EXERCISE DESCRIPTION
Write out all of the entries exactly as given.

INPUT FOR THIS TASK
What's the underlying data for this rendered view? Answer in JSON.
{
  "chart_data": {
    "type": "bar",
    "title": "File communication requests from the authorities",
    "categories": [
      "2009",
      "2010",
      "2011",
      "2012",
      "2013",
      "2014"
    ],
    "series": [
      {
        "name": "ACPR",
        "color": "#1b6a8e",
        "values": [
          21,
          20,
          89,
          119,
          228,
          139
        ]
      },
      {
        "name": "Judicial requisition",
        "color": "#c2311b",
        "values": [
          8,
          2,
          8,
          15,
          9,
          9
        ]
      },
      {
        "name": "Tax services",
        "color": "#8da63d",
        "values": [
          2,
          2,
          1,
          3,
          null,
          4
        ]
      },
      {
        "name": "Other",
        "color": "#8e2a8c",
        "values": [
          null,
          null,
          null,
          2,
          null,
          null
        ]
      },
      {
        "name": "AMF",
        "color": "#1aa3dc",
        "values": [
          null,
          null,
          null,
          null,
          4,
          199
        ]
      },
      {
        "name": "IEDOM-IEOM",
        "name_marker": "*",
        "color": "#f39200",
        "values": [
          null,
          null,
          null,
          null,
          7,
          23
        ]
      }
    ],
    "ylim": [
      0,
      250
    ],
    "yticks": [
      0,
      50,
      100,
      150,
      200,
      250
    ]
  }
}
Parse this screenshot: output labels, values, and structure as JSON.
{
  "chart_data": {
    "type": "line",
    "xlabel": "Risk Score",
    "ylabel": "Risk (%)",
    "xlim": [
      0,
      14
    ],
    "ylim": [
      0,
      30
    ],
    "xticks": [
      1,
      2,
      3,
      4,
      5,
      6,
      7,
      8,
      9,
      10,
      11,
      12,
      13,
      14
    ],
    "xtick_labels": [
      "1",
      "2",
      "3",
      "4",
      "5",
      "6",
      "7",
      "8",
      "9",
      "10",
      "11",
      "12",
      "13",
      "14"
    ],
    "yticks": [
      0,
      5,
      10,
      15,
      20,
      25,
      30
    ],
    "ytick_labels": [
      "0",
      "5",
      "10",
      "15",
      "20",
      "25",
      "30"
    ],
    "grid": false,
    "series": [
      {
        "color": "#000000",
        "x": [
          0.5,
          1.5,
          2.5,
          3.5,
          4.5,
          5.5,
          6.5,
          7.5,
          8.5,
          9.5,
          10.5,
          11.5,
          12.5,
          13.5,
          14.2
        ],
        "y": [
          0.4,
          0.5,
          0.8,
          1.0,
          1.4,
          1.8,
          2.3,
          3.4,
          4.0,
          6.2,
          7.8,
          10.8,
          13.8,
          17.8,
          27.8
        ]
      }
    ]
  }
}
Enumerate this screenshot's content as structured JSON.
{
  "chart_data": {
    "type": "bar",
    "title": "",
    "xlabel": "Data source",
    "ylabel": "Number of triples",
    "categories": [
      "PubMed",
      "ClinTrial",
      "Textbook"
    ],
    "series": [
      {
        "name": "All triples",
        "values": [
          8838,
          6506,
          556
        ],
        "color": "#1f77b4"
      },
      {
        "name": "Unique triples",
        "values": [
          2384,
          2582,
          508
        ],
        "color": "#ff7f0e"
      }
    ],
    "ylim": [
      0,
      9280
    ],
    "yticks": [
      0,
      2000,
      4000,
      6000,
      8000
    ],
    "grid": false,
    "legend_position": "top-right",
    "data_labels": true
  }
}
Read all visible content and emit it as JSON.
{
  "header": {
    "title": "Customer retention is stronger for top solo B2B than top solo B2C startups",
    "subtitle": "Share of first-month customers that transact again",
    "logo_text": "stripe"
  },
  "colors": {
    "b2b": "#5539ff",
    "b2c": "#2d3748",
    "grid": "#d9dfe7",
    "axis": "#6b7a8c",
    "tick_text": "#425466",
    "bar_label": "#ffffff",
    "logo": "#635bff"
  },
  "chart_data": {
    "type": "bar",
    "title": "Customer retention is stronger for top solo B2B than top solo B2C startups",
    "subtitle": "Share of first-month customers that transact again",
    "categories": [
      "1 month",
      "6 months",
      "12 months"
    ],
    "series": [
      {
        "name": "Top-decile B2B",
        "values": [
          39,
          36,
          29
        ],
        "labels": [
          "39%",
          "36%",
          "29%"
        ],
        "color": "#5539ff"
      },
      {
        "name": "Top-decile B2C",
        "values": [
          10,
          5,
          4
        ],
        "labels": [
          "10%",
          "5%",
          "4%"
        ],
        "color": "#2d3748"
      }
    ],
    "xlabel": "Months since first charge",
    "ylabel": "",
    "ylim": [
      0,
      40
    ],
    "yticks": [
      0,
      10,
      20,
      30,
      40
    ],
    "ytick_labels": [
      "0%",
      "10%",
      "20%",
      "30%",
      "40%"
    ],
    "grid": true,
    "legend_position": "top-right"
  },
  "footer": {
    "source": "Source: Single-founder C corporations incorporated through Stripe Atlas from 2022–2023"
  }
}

THE OUTPUT
What's the underlying data for this rendered view? Answer in JSON.
{
  "chart_data": {
    "type": "bar",
    "title": "File communication requests from the authorities",
    "categories": [
      "2009",
      "2010",
      "2011",
      "2012",
      "2013",
      "2014"
    ],
    "series": [
      {
        "name": "ACPR",
        "color": "#1b6a8e",
        "values": [
          21,
          20,
          89,
          119,
          228,
          139
        ]
      },
      {
        "name": "Judicial requisition",
        "color": "#c2311b",
        "values": [
          8,
          2,
          8,
          15,
          9,
          9
        ]
      },
      {
        "name": "Tax services",
        "color": "#8da63d",
        "values": [
          2,
          2,
          1,
          3,
          null,
          4
        ]
      },
      {
        "name": "Other",
        "color": "#8e2a8c",
        "values": [
          null,
          null,
          null,
          2,
          null,
          null
        ]
      },
      {
        "name": "AMF",
        "color": "#1aa3dc",
        "values": [
          null,
          null,
          null,
          null,
          4,
          199
        ]
      },
      {
        "name": "IEDOM-IEOM",
        "name_marker": "*",
        "color": "#f39200",
        "values": [
          null,
          null,
          null,
          null,
          7,
          23
        ]
      }
    ],
    "ylim": [
      0,
      250
    ],
    "yticks": [
      0,
      50,
      100,
      150,
      200,
      250
    ]
  }
}
Parse this screenshot: output labels, values, and structure as JSON.
{
  "chart_data": {
    "type": "line",
    "xlabel": "Risk Score",
    "ylabel": "Risk (%)",
    "xlim": [
      0,
      14
    ],
    "ylim": [
      0,
      30
    ],
    "xticks": [
      1,
      2,
      3,
      4,
      5,
      6,
      7,
      8,
      9,
      10,
      11,
      12,
      13,
      14
    ],
    "xtick_labels": [
      "1",
      "2",
      "3",
      "4",
      "5",
      "6",
      "7",
      "8",
      "9",
      "10",
      "11",
      "12",
      "13",
      "14"
    ],
    "yticks": [
      0,
      5,
      10,
      15,
      20,
      25,
      30
    ],
    "ytick_labels": [
      "0",
      "5",
      "10",
      "15",
      "20",
      "25",
      "30"
    ],
    "grid": false,
    "series": [
      {
        "color": "#000000",
        "x": [
          0.5,
          1.5,
          2.5,
          3.5,
          4.5,
          5.5,
          6.5,
          7.5,
          8.5,
          9.5,
          10.5,
          11.5,
          12.5,
          13.5,
          14.2
        ],
        "y": [
          0.4,
          0.5,
          0.8,
          1.0,
          1.4,
          1.8,
          2.3,
          3.4,
          4.0,
          6.2,
          7.8,
          10.8,
          13.8,
          17.8,
          27.8
        ]
      }
    ]
  }
}
Enumerate this screenshot's content as structured JSON.
{
  "chart_data": {
    "type": "bar",
    "title": "",
    "xlabel": "Data source",
    "ylabel": "Number of triples",
    "categories": [
      "PubMed",
      "ClinTrial",
      "Textbook"
    ],
    "series": [
      {
        "name": "All triples",
        "values": [
          8838,
          6506,
          556
        ],
        "color": "#1f77b4"
      },
      {
        "name": "Unique triples",
        "values": [
          2384,
          2582,
          508
        ],
        "color": "#ff7f0e"
      }
    ],
    "ylim": [
      0,
      9280
    ],
    "yticks": [
      0,
      2000,
      4000,
      6000,
      8000
    ],
    "grid": false,
    "legend_position": "top-right",
    "data_labels": true
  }
}
Read all visible content and emit it as JSON.
{
  "header": {
    "title": "Customer retention is stronger for top solo B2B than top solo B2C startups",
    "subtitle": "Share of first-month customers that transact again",
    "logo_text": "stripe"
  },
  "colors": {
    "b2b": "#5539ff",
    "b2c": "#2d3748",
    "grid": "#d9dfe7",
    "axis": "#6b7a8c",
    "tick_text": "#425466",
    "bar_label": "#ffffff",
    "logo": "#635bff"
  },
  "chart_data": {
    "type": "bar",
    "title": "Customer retention is stronger for top solo B2B than top solo B2C startups",
    "subtitle": "Share of first-month customers that transact again",
    "categories": [
      "1 month",
      "6 months",
      "12 months"
    ],
    "series": [
      {
        "name": "Top-decile B2B",
        "values": [
          39,
          36,
          29
        ],
        "labels": [
          "39%",
          "36%",
          "29%"
        ],
        "color": "#5539ff"
      },
      {
        "name": "Top-decile B2C",
        "values": [
          10,
          5,
          4
        ],
        "labels": [
          "10%",
          "5%",
          "4%"
        ],
        "color": "#2d3748"
      }
    ],
    "xlabel": "Months since first charge",
    "ylabel": "",
    "ylim": [
      0,
      40
    ],
    "yticks": [
      0,
      10,
      20,
      30,
      40
    ],
    "ytick_labels": [
      "0%",
      "10%",
      "20%",
      "30%",
      "40%"
    ],
    "grid": true,
    "legend_position": "top-right"
  },
  "footer": {
    "source": "Source: Single-founder C corporations incorporated through Stripe Atlas from 2022–2023"
  }
}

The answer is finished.